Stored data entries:
-- Start --

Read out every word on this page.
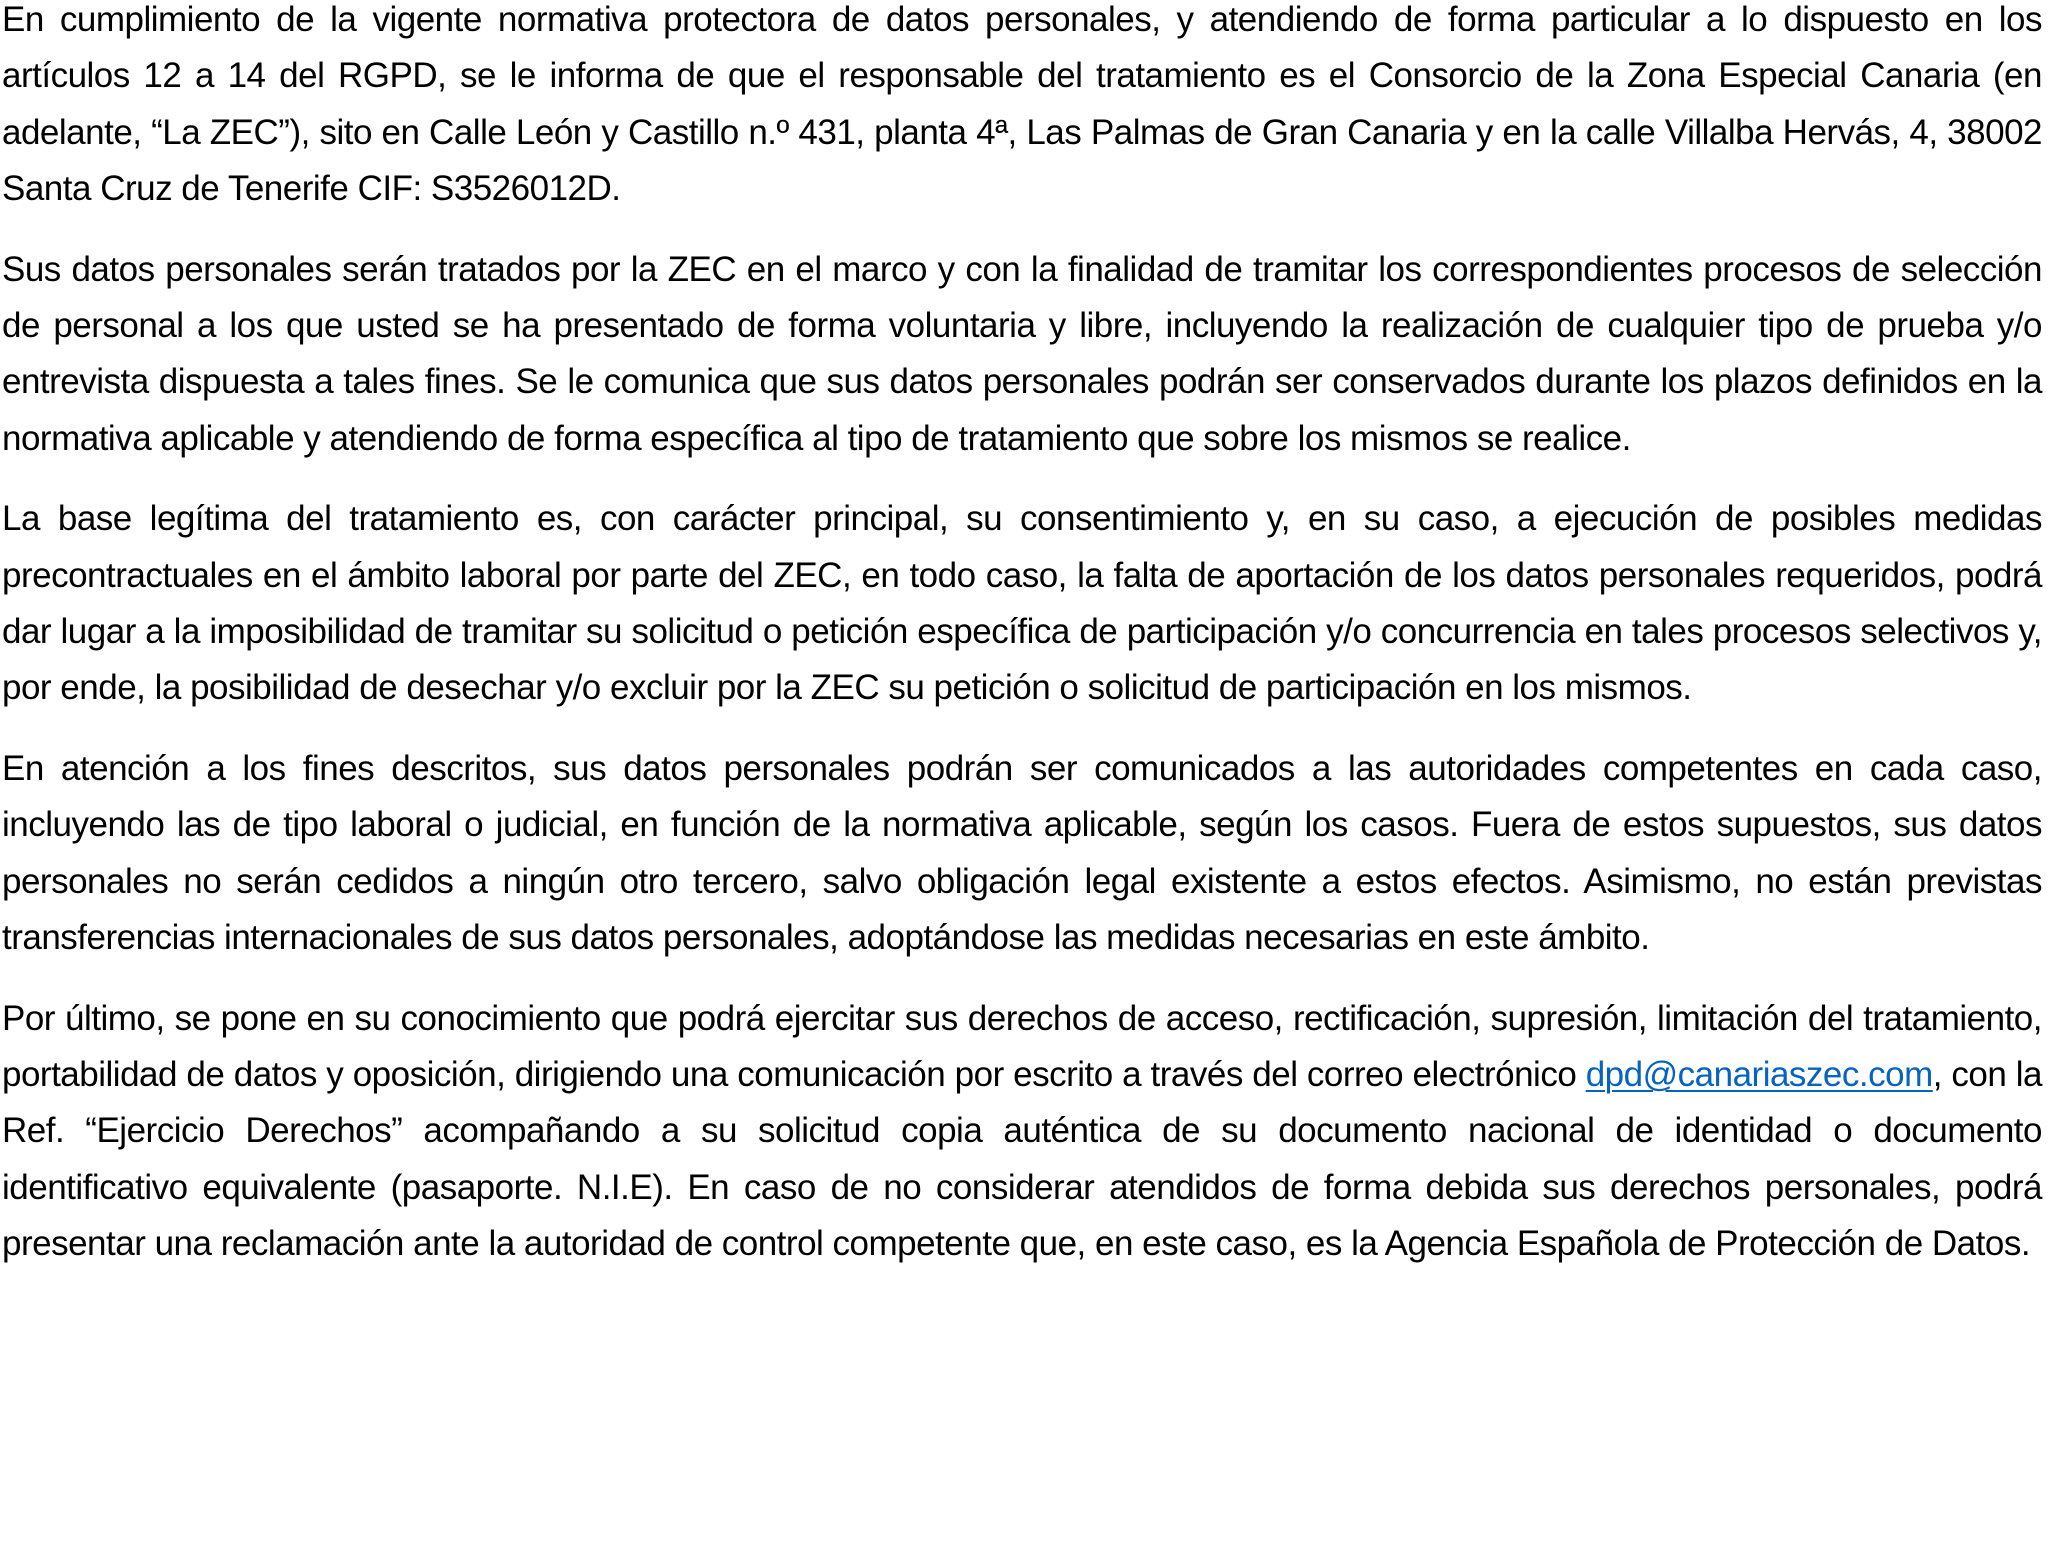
En cumplimiento de la vigente normativa protectora de datos personales, y atendiendo de forma particular a lo dispuesto en los artículos 12 a 14 del RGPD, se le informa de que el responsable del tratamiento es el Consorcio de la Zona Especial Canaria (en adelante, “La ZEC”), sito en Calle León y Castillo n.º 431, planta 4ª, Las Palmas de Gran Canaria y en la calle Villalba Hervás, 4, 38002 Santa Cruz de Tenerife CIF: S3526012D.

Sus datos personales serán tratados por la ZEC en el marco y con la finalidad de tramitar los correspondientes procesos de selección de personal a los que usted se ha presentado de forma voluntaria y libre, incluyendo la realización de cualquier tipo de prueba y/o entrevista dispuesta a tales fines. Se le comunica que sus datos personales podrán ser conservados durante los plazos definidos en la normativa aplicable y atendiendo de forma específica al tipo de tratamiento que sobre los mismos se realice.

La base legítima del tratamiento es, con carácter principal, su consentimiento y, en su caso, a ejecución de posibles medidas precontractuales en el ámbito laboral por parte del ZEC, en todo caso, la falta de aportación de los datos personales requeridos, podrá dar lugar a la imposibilidad de tramitar su solicitud o petición específica de participación y/o concurrencia en tales procesos selectivos y, por ende, la posibilidad de desechar y/o excluir por la ZEC su petición o solicitud de participación en los mismos.

En atención a los fines descritos, sus datos personales podrán ser comunicados a las autoridades competentes en cada caso, incluyendo las de tipo laboral o judicial, en función de la normativa aplicable, según los casos. Fuera de estos supuestos, sus datos personales no serán cedidos a ningún otro tercero, salvo obligación legal existente a estos efectos. Asimismo, no están previstas transferencias internacionales de sus datos personales, adoptándose las medidas necesarias en este ámbito.

Por último, se pone en su conocimiento que podrá ejercitar sus derechos de acceso, rectificación, supresión, limitación del tratamiento, portabilidad de datos y oposición, dirigiendo una comunicación por escrito a través del correo electrónico dpd@canariaszec.com, con la Ref. “Ejercicio Derechos” acompañando a su solicitud copia auténtica de su documento nacional de identidad o documento identificativo equivalente (pasaporte. N.I.E). En caso de no considerar atendidos de forma debida sus derechos personales, podrá presentar una reclamación ante la autoridad de control competente que, en este caso, es la Agencia Española de Protección de Datos.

-- End --

Repeat the material exactly as it reads, without any of its pictures.

Read out every word on this page.
En cumplimiento de la vigente normativa protectora de datos personales, y atendiendo de forma particular a lo dispuesto en los artículos 12 a 14 del RGPD, se le informa de que el responsable del tratamiento es el Consorcio de la Zona Especial Canaria (en adelante, “La ZEC”), sito en Calle León y Castillo n.º 431, planta 4ª, Las Palmas de Gran Canaria y en la calle Villalba Hervás, 4, 38002 Santa Cruz de Tenerife CIF: S3526012D.

Sus datos personales serán tratados por la ZEC en el marco y con la finalidad de tramitar los correspondientes procesos de selección de personal a los que usted se ha presentado de forma voluntaria y libre, incluyendo la realización de cualquier tipo de prueba y/o entrevista dispuesta a tales fines. Se le comunica que sus datos personales podrán ser conservados durante los plazos definidos en la normativa aplicable y atendiendo de forma específica al tipo de tratamiento que sobre los mismos se realice.

La base legítima del tratamiento es, con carácter principal, su consentimiento y, en su caso, a ejecución de posibles medidas precontractuales en el ámbito laboral por parte del ZEC, en todo caso, la falta de aportación de los datos personales requeridos, podrá dar lugar a la imposibilidad de tramitar su solicitud o petición específica de participación y/o concurrencia en tales procesos selectivos y, por ende, la posibilidad de desechar y/o excluir por la ZEC su petición o solicitud de participación en los mismos.

En atención a los fines descritos, sus datos personales podrán ser comunicados a las autoridades competentes en cada caso, incluyendo las de tipo laboral o judicial, en función de la normativa aplicable, según los casos. Fuera de estos supuestos, sus datos personales no serán cedidos a ningún otro tercero, salvo obligación legal existente a estos efectos. Asimismo, no están previstas transferencias internacionales de sus datos personales, adoptándose las medidas necesarias en este ámbito.

Por último, se pone en su conocimiento que podrá ejercitar sus derechos de acceso, rectificación, supresión, limitación del tratamiento, portabilidad de datos y oposición, dirigiendo una comunicación por escrito a través del correo electrónico dpd@canariaszec.com, con la Ref. “Ejercicio Derechos” acompañando a su solicitud copia auténtica de su documento nacional de identidad o documento identificativo equivalente (pasaporte. N.I.E). En caso de no considerar atendidos de forma debida sus derechos personales, podrá presentar una reclamación ante la autoridad de control competente que, en este caso, es la Agencia Española de Protección de Datos.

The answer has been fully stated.